» **Directions for this task**: From the records below, extract all the text exactly and leave the images behind.

» **Input**:
◆ ◆ ◆ ◆ ◆
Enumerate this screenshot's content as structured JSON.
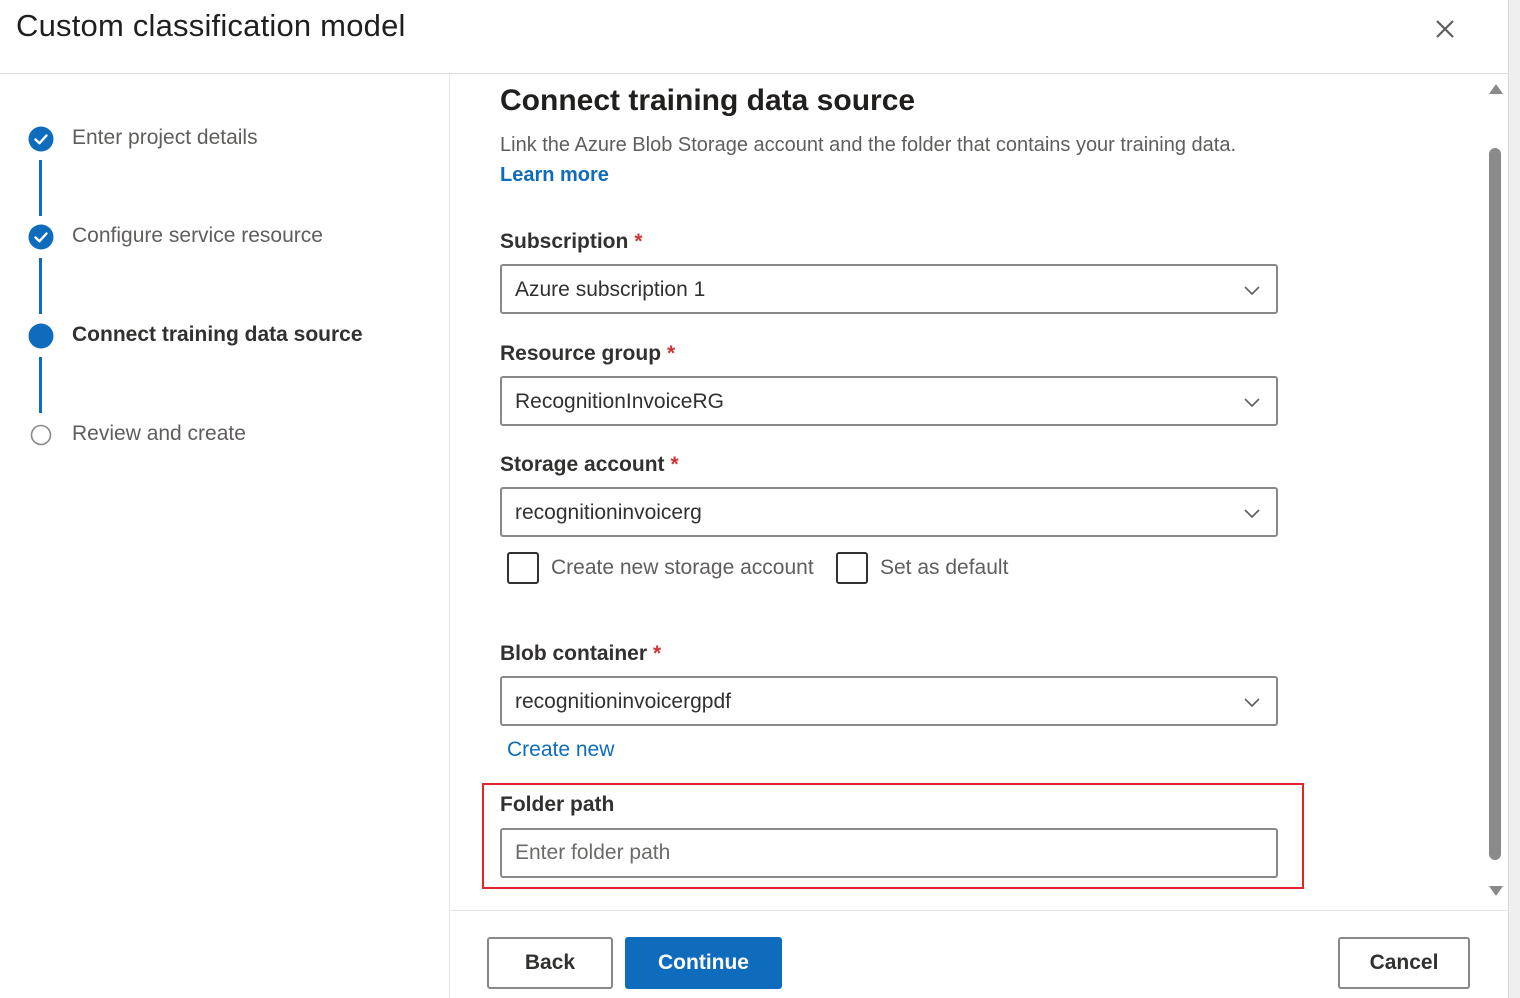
{
  "dialog": {
    "title": "Custom classification model"
  },
  "steps": [
    {
      "label": "Enter project details",
      "status": "completed"
    },
    {
      "label": "Configure service resource",
      "status": "completed"
    },
    {
      "label": "Connect training data source",
      "status": "current"
    },
    {
      "label": "Review and create",
      "status": "pending"
    }
  ],
  "section": {
    "title": "Connect training data source",
    "description": "Link the Azure Blob Storage account and the folder that contains your training data.",
    "learn_more": "Learn more"
  },
  "fields": {
    "subscription": {
      "label": "Subscription",
      "required": "*",
      "value": "Azure subscription 1"
    },
    "resource_group": {
      "label": "Resource group",
      "required": "*",
      "value": "RecognitionInvoiceRG"
    },
    "storage_account": {
      "label": "Storage account",
      "required": "*",
      "value": "recognitioninvoicerg"
    },
    "create_storage_checkbox": {
      "label": "Create new storage account",
      "checked": false
    },
    "set_default_checkbox": {
      "label": "Set as default",
      "checked": false
    },
    "blob_container": {
      "label": "Blob container",
      "required": "*",
      "value": "recognitioninvoicergpdf"
    },
    "create_new_link": "Create new",
    "folder_path": {
      "label": "Folder path",
      "value": "",
      "placeholder": "Enter folder path"
    }
  },
  "footer": {
    "back": "Back",
    "continue": "Continue",
    "cancel": "Cancel"
  },
  "colors": {
    "accent": "#0f6cbd",
    "required": "#d13438",
    "highlight": "#e3242b"
  }
}
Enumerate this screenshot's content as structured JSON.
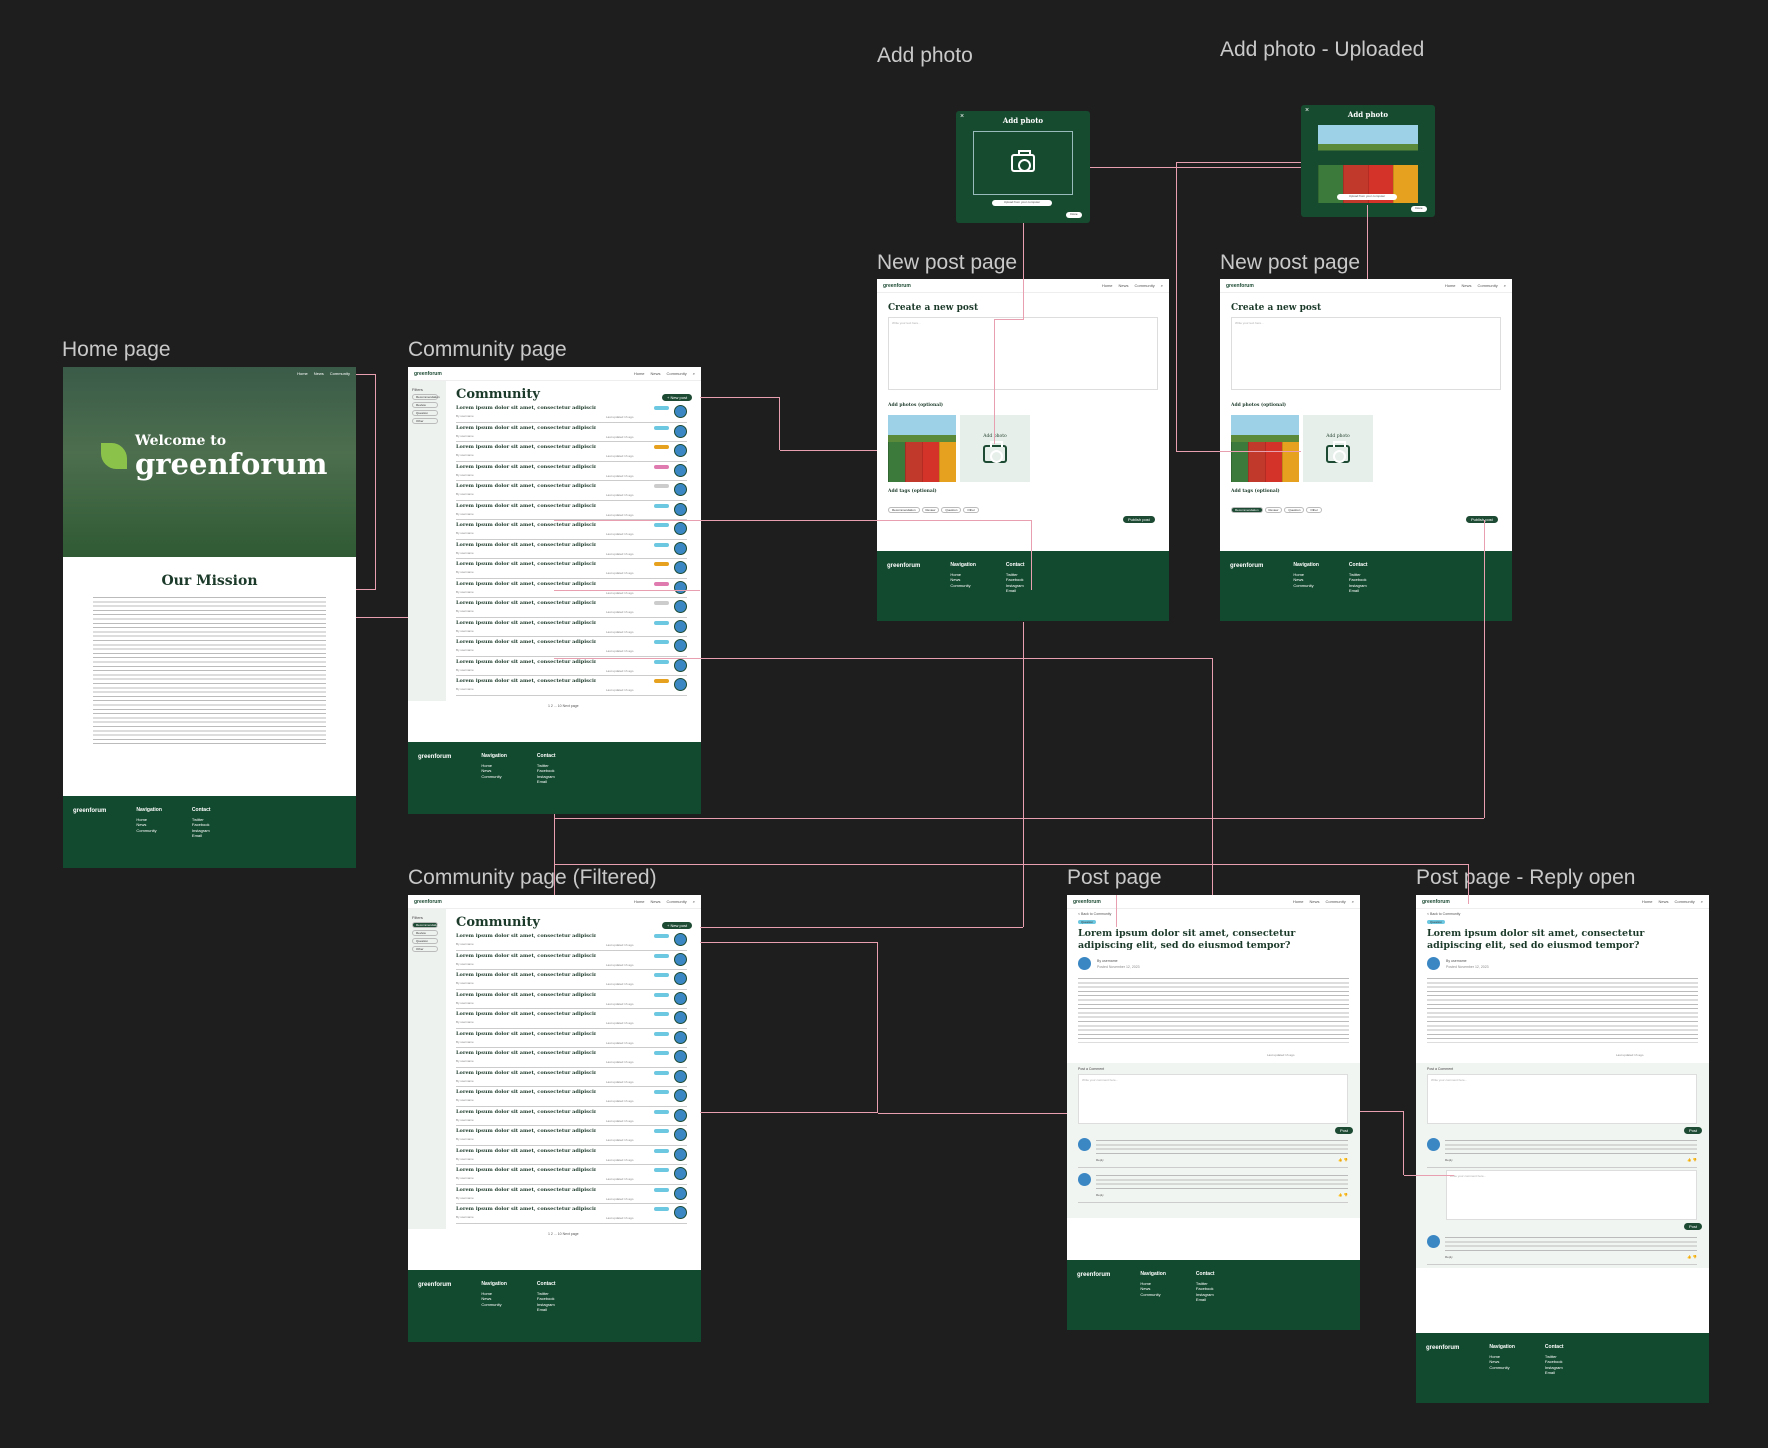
{
  "labels": {
    "home": "Home page",
    "community": "Community page",
    "community_filtered": "Community page (Filtered)",
    "new_post_1": "New post page",
    "new_post_2": "New post page",
    "add_photo": "Add photo",
    "add_photo_uploaded": "Add photo - Uploaded",
    "post": "Post page",
    "post_reply": "Post page - Reply open"
  },
  "brand": {
    "logo": "greenforum",
    "welcome": "Welcome to",
    "name": "greenforum"
  },
  "nav": {
    "items": [
      "Home",
      "News",
      "Community"
    ]
  },
  "home": {
    "mission_title": "Our Mission"
  },
  "footer": {
    "nav_title": "Navigation",
    "nav_items": [
      "Home",
      "News",
      "Community"
    ],
    "contact_title": "Contact",
    "contact_items": [
      "Twitter",
      "Facebook",
      "Instagram",
      "Email"
    ]
  },
  "community": {
    "title": "Community",
    "new_post": "+ New post",
    "filter": "Filters",
    "post_title": "Lorem ipsum dolor sit amet, consectetur adipiscing elit ...",
    "author": "By username",
    "meta": "Last updated 1h ago",
    "pagination": "1 2 ... 10 Next page"
  },
  "new_post": {
    "title": "Create a new post",
    "placeholder": "Write your text here...",
    "add_photos": "Add photos (optional)",
    "add_photo_tile": "Add photo",
    "add_tags": "Add tags (optional)",
    "tags": [
      "Recommendation",
      "Review",
      "Question",
      "Other"
    ],
    "publish": "Publish post"
  },
  "add_photo_modal": {
    "title": "Add photo",
    "upload": "Upload from your computer",
    "done": "Done"
  },
  "post": {
    "back": "< Back to Community",
    "tag": "Question",
    "title": "Lorem ipsum dolor sit amet, consectetur adipiscing elit, sed do eiusmod tempor?",
    "author": "By username",
    "date": "Posted November 12, 2023",
    "meta": "Last updated 1h ago",
    "comment_label": "Post a Comment",
    "comment_placeholder": "Write your comment here...",
    "post_btn": "Post",
    "reply": "Reply"
  },
  "colors": {
    "canvas": "#1e1e1e",
    "brand_green": "#124a2f",
    "connector": "#e8a0b0"
  }
}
◆ ◆ ◆ ◆ ◆
» **Completed exercise**:
Enumerate this screenshot's content as structured JSON.
{
  "dialog": {
    "title": "Custom classification model"
  },
  "steps": [
    {
      "label": "Enter project details",
      "status": "completed"
    },
    {
      "label": "Configure service resource",
      "status": "completed"
    },
    {
      "label": "Connect training data source",
      "status": "current"
    },
    {
      "label": "Review and create",
      "status": "pending"
    }
  ],
  "section": {
    "title": "Connect training data source",
    "description": "Link the Azure Blob Storage account and the folder that contains your training data.",
    "learn_more": "Learn more"
  },
  "fields": {
    "subscription": {
      "label": "Subscription",
      "required": "*",
      "value": "Azure subscription 1"
    },
    "resource_group": {
      "label": "Resource group",
      "required": "*",
      "value": "RecognitionInvoiceRG"
    },
    "storage_account": {
      "label": "Storage account",
      "required": "*",
      "value": "recognitioninvoicerg"
    },
    "create_storage_checkbox": {
      "label": "Create new storage account",
      "checked": false
    },
    "set_default_checkbox": {
      "label": "Set as default",
      "checked": false
    },
    "blob_container": {
      "label": "Blob container",
      "required": "*",
      "value": "recognitioninvoicergpdf"
    },
    "create_new_link": "Create new",
    "folder_path": {
      "label": "Folder path",
      "value": "",
      "placeholder": "Enter folder path"
    }
  },
  "footer": {
    "back": "Back",
    "continue": "Continue",
    "cancel": "Cancel"
  },
  "colors": {
    "accent": "#0f6cbd",
    "required": "#d13438",
    "highlight": "#e3242b"
  }
}
Enumerate this screenshot's content as structured JSON.
{
  "labels": {
    "home": "Home page",
    "community": "Community page",
    "community_filtered": "Community page (Filtered)",
    "new_post_1": "New post page",
    "new_post_2": "New post page",
    "add_photo": "Add photo",
    "add_photo_uploaded": "Add photo - Uploaded",
    "post": "Post page",
    "post_reply": "Post page - Reply open"
  },
  "brand": {
    "logo": "greenforum",
    "welcome": "Welcome to",
    "name": "greenforum"
  },
  "nav": {
    "items": [
      "Home",
      "News",
      "Community"
    ]
  },
  "home": {
    "mission_title": "Our Mission"
  },
  "footer": {
    "nav_title": "Navigation",
    "nav_items": [
      "Home",
      "News",
      "Community"
    ],
    "contact_title": "Contact",
    "contact_items": [
      "Twitter",
      "Facebook",
      "Instagram",
      "Email"
    ]
  },
  "community": {
    "title": "Community",
    "new_post": "+ New post",
    "filter": "Filters",
    "post_title": "Lorem ipsum dolor sit amet, consectetur adipiscing elit ...",
    "author": "By username",
    "meta": "Last updated 1h ago",
    "pagination": "1 2 ... 10 Next page"
  },
  "new_post": {
    "title": "Create a new post",
    "placeholder": "Write your text here...",
    "add_photos": "Add photos (optional)",
    "add_photo_tile": "Add photo",
    "add_tags": "Add tags (optional)",
    "tags": [
      "Recommendation",
      "Review",
      "Question",
      "Other"
    ],
    "publish": "Publish post"
  },
  "add_photo_modal": {
    "title": "Add photo",
    "upload": "Upload from your computer",
    "done": "Done"
  },
  "post": {
    "back": "< Back to Community",
    "tag": "Question",
    "title": "Lorem ipsum dolor sit amet, consectetur adipiscing elit, sed do eiusmod tempor?",
    "author": "By username",
    "date": "Posted November 12, 2023",
    "meta": "Last updated 1h ago",
    "comment_label": "Post a Comment",
    "comment_placeholder": "Write your comment here...",
    "post_btn": "Post",
    "reply": "Reply"
  },
  "colors": {
    "canvas": "#1e1e1e",
    "brand_green": "#124a2f",
    "connector": "#e8a0b0"
  }
}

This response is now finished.